What to work on: Look for the word "representatividade" in the entries below, then copy every line that has it.

Stored entries:
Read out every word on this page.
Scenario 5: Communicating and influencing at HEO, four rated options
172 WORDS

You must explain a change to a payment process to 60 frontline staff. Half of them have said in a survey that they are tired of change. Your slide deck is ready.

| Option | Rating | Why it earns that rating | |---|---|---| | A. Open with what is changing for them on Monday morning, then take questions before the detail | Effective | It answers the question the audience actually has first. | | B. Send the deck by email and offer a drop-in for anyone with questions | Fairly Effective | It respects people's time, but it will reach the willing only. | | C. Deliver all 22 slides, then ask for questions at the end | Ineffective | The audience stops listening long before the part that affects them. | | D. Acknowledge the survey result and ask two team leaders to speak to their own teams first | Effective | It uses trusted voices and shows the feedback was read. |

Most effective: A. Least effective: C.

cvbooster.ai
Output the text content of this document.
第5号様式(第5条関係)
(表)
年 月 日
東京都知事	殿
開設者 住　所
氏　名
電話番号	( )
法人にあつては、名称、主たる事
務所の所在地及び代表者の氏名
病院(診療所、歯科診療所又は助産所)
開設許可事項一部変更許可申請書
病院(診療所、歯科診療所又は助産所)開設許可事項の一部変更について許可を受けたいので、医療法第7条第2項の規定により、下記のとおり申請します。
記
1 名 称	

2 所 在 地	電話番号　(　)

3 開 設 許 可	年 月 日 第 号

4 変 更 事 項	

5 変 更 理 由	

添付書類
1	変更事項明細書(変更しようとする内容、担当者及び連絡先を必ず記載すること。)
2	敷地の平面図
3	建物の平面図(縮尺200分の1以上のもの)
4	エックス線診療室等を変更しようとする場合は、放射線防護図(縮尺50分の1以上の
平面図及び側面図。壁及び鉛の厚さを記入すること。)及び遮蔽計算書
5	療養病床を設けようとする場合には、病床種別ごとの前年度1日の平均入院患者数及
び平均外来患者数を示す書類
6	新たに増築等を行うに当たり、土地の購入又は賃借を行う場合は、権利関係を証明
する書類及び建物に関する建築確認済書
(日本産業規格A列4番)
* * *
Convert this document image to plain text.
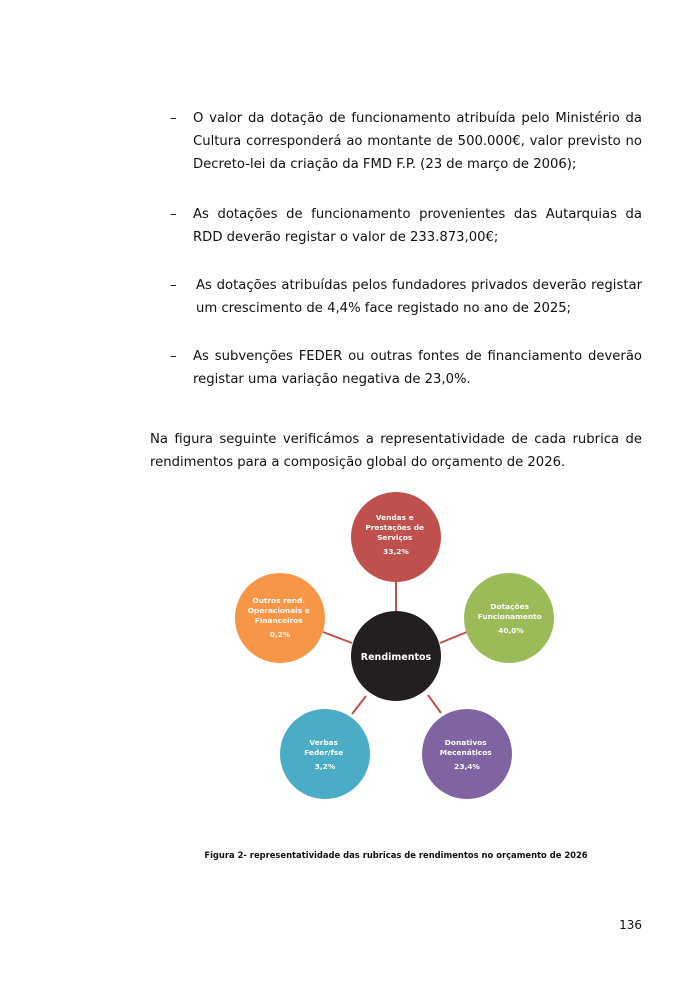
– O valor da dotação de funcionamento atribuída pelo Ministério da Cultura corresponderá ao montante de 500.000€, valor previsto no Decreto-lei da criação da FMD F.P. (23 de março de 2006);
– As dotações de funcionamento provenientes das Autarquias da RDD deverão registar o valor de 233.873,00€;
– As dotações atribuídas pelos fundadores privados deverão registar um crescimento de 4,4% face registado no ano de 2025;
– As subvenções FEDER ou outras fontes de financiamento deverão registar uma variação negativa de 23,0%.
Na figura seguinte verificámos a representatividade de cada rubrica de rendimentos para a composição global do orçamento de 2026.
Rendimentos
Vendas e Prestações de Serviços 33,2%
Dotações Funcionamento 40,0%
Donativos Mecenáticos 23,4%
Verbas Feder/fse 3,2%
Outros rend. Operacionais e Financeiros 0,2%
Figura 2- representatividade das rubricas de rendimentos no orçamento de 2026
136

Worked solution:
Na figura seguinte verificámos a representatividade de cada rubrica de rendimentos para a composição global do orçamento de 2026.
Figura 2- representatividade das rubricas de rendimentos no orçamento de 2026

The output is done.